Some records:
◇ ◇ ◇ ◇ ◇ ◇ ◇

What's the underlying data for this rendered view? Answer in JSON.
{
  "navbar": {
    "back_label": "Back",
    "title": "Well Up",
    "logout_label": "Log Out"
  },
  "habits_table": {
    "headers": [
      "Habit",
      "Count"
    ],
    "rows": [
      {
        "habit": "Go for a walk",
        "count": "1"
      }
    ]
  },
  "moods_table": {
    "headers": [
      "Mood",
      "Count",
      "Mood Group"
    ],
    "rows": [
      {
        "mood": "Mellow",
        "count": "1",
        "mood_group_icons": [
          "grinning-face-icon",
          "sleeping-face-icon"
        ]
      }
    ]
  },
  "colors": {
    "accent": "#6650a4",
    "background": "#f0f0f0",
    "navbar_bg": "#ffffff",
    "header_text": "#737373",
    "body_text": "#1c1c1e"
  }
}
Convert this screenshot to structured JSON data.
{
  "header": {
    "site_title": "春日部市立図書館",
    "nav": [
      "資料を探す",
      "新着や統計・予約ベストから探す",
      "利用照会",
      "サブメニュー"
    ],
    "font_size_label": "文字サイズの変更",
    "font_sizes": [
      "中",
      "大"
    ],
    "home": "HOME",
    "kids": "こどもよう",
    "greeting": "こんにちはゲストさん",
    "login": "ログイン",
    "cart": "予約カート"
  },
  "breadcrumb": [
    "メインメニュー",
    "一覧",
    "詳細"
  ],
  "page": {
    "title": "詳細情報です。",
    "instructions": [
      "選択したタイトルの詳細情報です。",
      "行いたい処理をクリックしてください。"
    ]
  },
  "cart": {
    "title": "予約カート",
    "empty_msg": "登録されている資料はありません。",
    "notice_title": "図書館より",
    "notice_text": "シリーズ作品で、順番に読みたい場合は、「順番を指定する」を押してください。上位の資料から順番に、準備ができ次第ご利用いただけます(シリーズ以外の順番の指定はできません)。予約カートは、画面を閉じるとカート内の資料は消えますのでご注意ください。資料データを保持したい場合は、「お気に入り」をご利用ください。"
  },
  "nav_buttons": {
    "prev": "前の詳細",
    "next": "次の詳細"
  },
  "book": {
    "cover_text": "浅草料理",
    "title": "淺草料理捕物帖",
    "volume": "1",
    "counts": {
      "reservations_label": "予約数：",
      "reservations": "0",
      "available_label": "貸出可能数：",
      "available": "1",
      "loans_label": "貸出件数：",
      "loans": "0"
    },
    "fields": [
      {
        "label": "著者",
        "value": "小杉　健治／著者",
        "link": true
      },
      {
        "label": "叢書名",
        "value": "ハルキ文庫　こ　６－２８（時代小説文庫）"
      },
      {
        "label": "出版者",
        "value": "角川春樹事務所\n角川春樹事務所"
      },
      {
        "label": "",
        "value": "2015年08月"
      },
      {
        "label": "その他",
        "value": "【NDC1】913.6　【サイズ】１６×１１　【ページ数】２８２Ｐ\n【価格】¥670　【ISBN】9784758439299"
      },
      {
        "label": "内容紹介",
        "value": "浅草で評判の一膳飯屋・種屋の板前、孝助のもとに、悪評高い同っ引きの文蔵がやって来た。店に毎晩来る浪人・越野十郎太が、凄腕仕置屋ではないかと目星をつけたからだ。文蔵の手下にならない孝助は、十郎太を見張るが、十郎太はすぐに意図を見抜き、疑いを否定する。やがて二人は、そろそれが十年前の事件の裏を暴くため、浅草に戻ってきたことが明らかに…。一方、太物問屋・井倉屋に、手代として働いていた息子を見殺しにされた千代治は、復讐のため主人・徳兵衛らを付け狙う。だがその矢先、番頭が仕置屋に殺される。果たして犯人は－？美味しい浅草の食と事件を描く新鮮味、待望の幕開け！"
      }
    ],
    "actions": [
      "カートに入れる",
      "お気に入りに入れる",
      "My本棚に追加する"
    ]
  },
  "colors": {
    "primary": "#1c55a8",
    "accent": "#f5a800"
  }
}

◇ ◇ ◇ ◇ ◇ ◇ ◇

→ **Written problem**
Reproduce each line of the entries in which the word "this" is found.

→ **Full response**
What's the underlying data for this rendered view? Answer in JSON.
Convert this screenshot to structured JSON data.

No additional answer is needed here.